Entries from a visual dataset:
----------------

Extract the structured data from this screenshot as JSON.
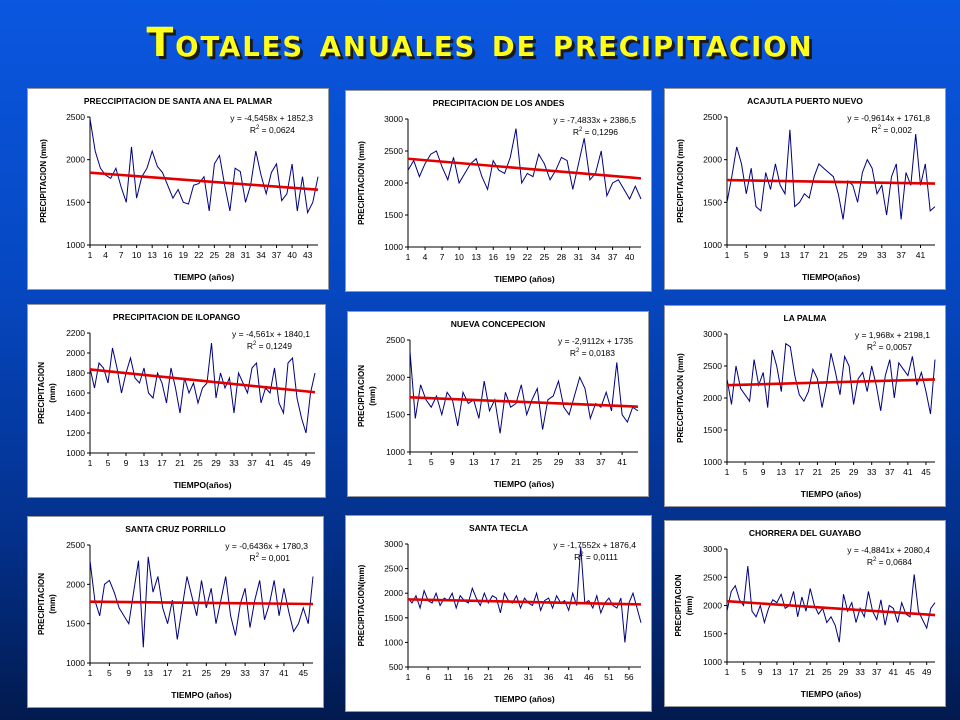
{
  "slide": {
    "title": "Totales anuales de precipitacion"
  },
  "colors": {
    "background": "#0647c0",
    "title": "#ffff1a",
    "series": "#00007f",
    "trend": "#e00000"
  },
  "chart_data": [
    {
      "type": "line",
      "title": "PRECCIPITACION DE SANTA ANA EL PALMAR",
      "xlabel": "TIEMPO (años)",
      "ylabel": "PRECIPITACION (mm)",
      "ylabel_lines": [
        "PRECIPITACION (mm)"
      ],
      "xticks": [
        "1",
        "4",
        "7",
        "10",
        "13",
        "16",
        "19",
        "22",
        "25",
        "28",
        "31",
        "34",
        "37",
        "40",
        "43"
      ],
      "yticks": [
        1000,
        1500,
        2000,
        2500
      ],
      "ylim": [
        1000,
        2500
      ],
      "n": 45,
      "equation": "y = -4,5458x + 1852,3",
      "r2": "0,0624",
      "values": [
        2480,
        2100,
        1900,
        1820,
        1780,
        1900,
        1680,
        1500,
        2150,
        1550,
        1800,
        1900,
        2100,
        1920,
        1850,
        1700,
        1550,
        1650,
        1500,
        1480,
        1700,
        1720,
        1800,
        1400,
        1950,
        2050,
        1700,
        1400,
        1900,
        1860,
        1500,
        1700,
        2100,
        1820,
        1600,
        1850,
        1950,
        1520,
        1600,
        1950,
        1400,
        1800,
        1380,
        1500,
        1800
      ]
    },
    {
      "type": "line",
      "title": "PRECIPITACION DE LOS ANDES",
      "xlabel": "TIEMPO (años)",
      "ylabel": "PRECIPITACION (mm)",
      "ylabel_lines": [
        "PRECIPITACION (mm)"
      ],
      "xticks": [
        "1",
        "4",
        "7",
        "10",
        "13",
        "16",
        "19",
        "22",
        "25",
        "28",
        "31",
        "34",
        "37",
        "40"
      ],
      "yticks": [
        1000,
        1500,
        2000,
        2500,
        3000
      ],
      "ylim": [
        1000,
        3000
      ],
      "n": 42,
      "equation": "y = -7,4833x + 2386,5",
      "r2": "0,1296",
      "values": [
        2200,
        2350,
        2100,
        2300,
        2450,
        2500,
        2250,
        2050,
        2400,
        2000,
        2150,
        2300,
        2380,
        2100,
        1900,
        2350,
        2200,
        2150,
        2400,
        2850,
        2000,
        2150,
        2100,
        2450,
        2300,
        2050,
        2200,
        2400,
        2350,
        1900,
        2300,
        2700,
        2050,
        2150,
        2500,
        1800,
        2000,
        2050,
        1900,
        1750,
        1950,
        1750
      ]
    },
    {
      "type": "line",
      "title": "ACAJUTLA PUERTO NUEVO",
      "xlabel": "TIEMPO(años)",
      "ylabel": "PRECIPITACION (mm)",
      "ylabel_lines": [
        "PRECIPITACION (mm)"
      ],
      "xticks": [
        "1",
        "5",
        "9",
        "13",
        "17",
        "21",
        "25",
        "29",
        "33",
        "37",
        "41"
      ],
      "yticks": [
        1000,
        1500,
        2000,
        2500
      ],
      "ylim": [
        1000,
        2500
      ],
      "n": 44,
      "equation": "y = -0,9614x + 1761,8",
      "r2": "0,002",
      "values": [
        1500,
        1800,
        2150,
        1950,
        1600,
        1900,
        1450,
        1400,
        1850,
        1650,
        1950,
        1700,
        1600,
        2350,
        1450,
        1500,
        1600,
        1550,
        1800,
        1950,
        1900,
        1850,
        1800,
        1600,
        1300,
        1750,
        1700,
        1500,
        1850,
        2000,
        1900,
        1600,
        1700,
        1350,
        1800,
        1950,
        1300,
        1850,
        1700,
        2300,
        1700,
        1950,
        1400,
        1450
      ]
    },
    {
      "type": "line",
      "title": "PRECIPITACION DE ILOPANGO",
      "xlabel": "TIEMPO(años)",
      "ylabel": "PRECIPITACION (mm)",
      "ylabel_lines": [
        "PRECIPITACION",
        "(mm)"
      ],
      "xticks": [
        "1",
        "5",
        "9",
        "13",
        "17",
        "21",
        "25",
        "29",
        "33",
        "37",
        "41",
        "45",
        "49"
      ],
      "yticks": [
        1000,
        1200,
        1400,
        1600,
        1800,
        2000,
        2200
      ],
      "ylim": [
        1000,
        2200
      ],
      "n": 51,
      "equation": "y = -4,561x + 1840,1",
      "r2": "0,1249",
      "values": [
        1850,
        1650,
        1900,
        1850,
        1700,
        2050,
        1850,
        1600,
        1800,
        1950,
        1750,
        1700,
        1850,
        1600,
        1550,
        1800,
        1700,
        1500,
        1850,
        1650,
        1400,
        1750,
        1600,
        1700,
        1500,
        1650,
        1700,
        2100,
        1550,
        1800,
        1650,
        1750,
        1400,
        1800,
        1700,
        1600,
        1850,
        1900,
        1500,
        1650,
        1600,
        1850,
        1500,
        1400,
        1900,
        1950,
        1550,
        1350,
        1200,
        1600,
        1800
      ]
    },
    {
      "type": "line",
      "title": "NUEVA CONCEPECION",
      "xlabel": "TIEMPO (años)",
      "ylabel": "PRECIPITACION (mm)",
      "ylabel_lines": [
        "PRECIPITACION",
        "(mm)"
      ],
      "xticks": [
        "1",
        "5",
        "9",
        "13",
        "17",
        "21",
        "25",
        "29",
        "33",
        "37",
        "41"
      ],
      "yticks": [
        1000,
        1500,
        2000,
        2500
      ],
      "ylim": [
        1000,
        2500
      ],
      "n": 44,
      "equation": "y = -2,9112x + 1735",
      "r2": "0,0183",
      "values": [
        2350,
        1450,
        1900,
        1700,
        1600,
        1750,
        1500,
        1800,
        1700,
        1350,
        1800,
        1650,
        1700,
        1450,
        1950,
        1550,
        1700,
        1250,
        1800,
        1600,
        1650,
        1900,
        1500,
        1700,
        1850,
        1300,
        1700,
        1750,
        1950,
        1600,
        1500,
        1750,
        2000,
        1850,
        1450,
        1650,
        1600,
        1800,
        1550,
        2200,
        1500,
        1400,
        1600,
        1550
      ]
    },
    {
      "type": "line",
      "title": "LA PALMA",
      "xlabel": "TIEMPO (años)",
      "ylabel": "PRECCIPITACION (mm)",
      "ylabel_lines": [
        "PRECCIPITACION (mm)"
      ],
      "xticks": [
        "1",
        "5",
        "9",
        "13",
        "17",
        "21",
        "25",
        "29",
        "33",
        "37",
        "41",
        "45"
      ],
      "yticks": [
        1000,
        1500,
        2000,
        2500,
        3000
      ],
      "ylim": [
        1000,
        3000
      ],
      "n": 47,
      "equation": "y = 1,968x + 2198,1",
      "r2": "0,0057",
      "values": [
        2300,
        1900,
        2500,
        2150,
        2050,
        1950,
        2600,
        2200,
        2400,
        1850,
        2750,
        2500,
        2100,
        2850,
        2800,
        2350,
        2050,
        1950,
        2100,
        2450,
        2300,
        1850,
        2200,
        2700,
        2400,
        2050,
        2650,
        2500,
        1900,
        2300,
        2400,
        2100,
        2500,
        2200,
        1800,
        2350,
        2600,
        2000,
        2550,
        2450,
        2350,
        2650,
        2200,
        2400,
        2100,
        1750,
        2600
      ]
    },
    {
      "type": "line",
      "title": "SANTA CRUZ PORRILLO",
      "xlabel": "TIEMPO (años)",
      "ylabel": "PRECIPITACION (mm)",
      "ylabel_lines": [
        "PRECIPITACION",
        "(mm)"
      ],
      "xticks": [
        "1",
        "5",
        "9",
        "13",
        "17",
        "21",
        "25",
        "29",
        "33",
        "37",
        "41",
        "45"
      ],
      "yticks": [
        1000,
        1500,
        2000,
        2500
      ],
      "ylim": [
        1000,
        2500
      ],
      "n": 47,
      "equation": "y = -0,6436x + 1780,3",
      "r2": "0,001",
      "values": [
        2300,
        1800,
        1600,
        2000,
        2050,
        1900,
        1700,
        1600,
        1500,
        1900,
        2300,
        1200,
        2350,
        1900,
        2100,
        1700,
        1500,
        1800,
        1300,
        1700,
        2100,
        1850,
        1600,
        2050,
        1700,
        1950,
        1500,
        1800,
        2100,
        1600,
        1350,
        1750,
        1950,
        1450,
        1800,
        2050,
        1550,
        1750,
        2050,
        1600,
        1950,
        1650,
        1400,
        1500,
        1700,
        1500,
        2100
      ]
    },
    {
      "type": "line",
      "title": "SANTA TECLA",
      "xlabel": "TIEMPO (años)",
      "ylabel": "PRECIPITACION(mm)",
      "ylabel_lines": [
        "PRECIPITACION(mm)"
      ],
      "xticks": [
        "1",
        "6",
        "11",
        "16",
        "21",
        "26",
        "31",
        "36",
        "41",
        "46",
        "51",
        "56"
      ],
      "yticks": [
        500,
        1000,
        1500,
        2000,
        2500,
        3000
      ],
      "ylim": [
        500,
        3000
      ],
      "n": 59,
      "equation": "y = -1,7552x + 1876,4",
      "r2": "0,0111",
      "values": [
        1900,
        1800,
        1950,
        1700,
        2050,
        1850,
        1800,
        2000,
        1750,
        1900,
        1850,
        2000,
        1700,
        1950,
        1850,
        1800,
        2100,
        1900,
        1750,
        2000,
        1800,
        1950,
        1900,
        1600,
        2000,
        1850,
        1800,
        1950,
        1700,
        1900,
        1800,
        1750,
        2000,
        1650,
        1850,
        1900,
        1700,
        1950,
        1800,
        1850,
        1650,
        2000,
        1750,
        2950,
        1800,
        1850,
        1700,
        1950,
        1600,
        1800,
        1900,
        1750,
        1700,
        1900,
        1000,
        1800,
        2000,
        1700,
        1400
      ]
    },
    {
      "type": "line",
      "title": "CHORRERA DEL GUAYABO",
      "xlabel": "TIEMPO (años)",
      "ylabel": "PRECIPITACION (mm)",
      "ylabel_lines": [
        "PRECIPITACION",
        "(mm)"
      ],
      "xticks": [
        "1",
        "5",
        "9",
        "13",
        "17",
        "21",
        "25",
        "29",
        "33",
        "37",
        "41",
        "45",
        "49"
      ],
      "yticks": [
        1000,
        1500,
        2000,
        2500,
        3000
      ],
      "ylim": [
        1000,
        3000
      ],
      "n": 51,
      "equation": "y = -4,8841x + 2080,4",
      "r2": "0,0684",
      "values": [
        1900,
        2250,
        2350,
        2100,
        2000,
        2700,
        1900,
        1800,
        2000,
        1700,
        1950,
        2100,
        2050,
        2200,
        1950,
        2000,
        2250,
        1800,
        2150,
        1900,
        2300,
        2000,
        1850,
        1950,
        1700,
        1800,
        1650,
        1350,
        2200,
        1900,
        2050,
        1700,
        1950,
        1800,
        2250,
        1900,
        1750,
        2100,
        1650,
        2000,
        1950,
        1700,
        2050,
        1850,
        1800,
        2550,
        1900,
        1750,
        1600,
        1950,
        2050
      ]
    }
  ]
}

----------------

THE PROBLEM: Lines that hold "title" are the ones to copy; find all of them.

SOLUTION FOR THIS PROBLEM:
    "title": "Totales anuales de precipitacion"
    "title": "#ffff1a",
      "title": "PRECCIPITACION DE SANTA ANA EL PALMAR",
      "title": "PRECIPITACION DE LOS ANDES",
      "title": "ACAJUTLA PUERTO NUEVO",
      "title": "PRECIPITACION DE ILOPANGO",
      "title": "NUEVA CONCEPECION",
      "title": "LA PALMA",
      "title": "SANTA CRUZ PORRILLO",
      "title": "SANTA TECLA",
      "title": "CHORRERA DEL GUAYABO",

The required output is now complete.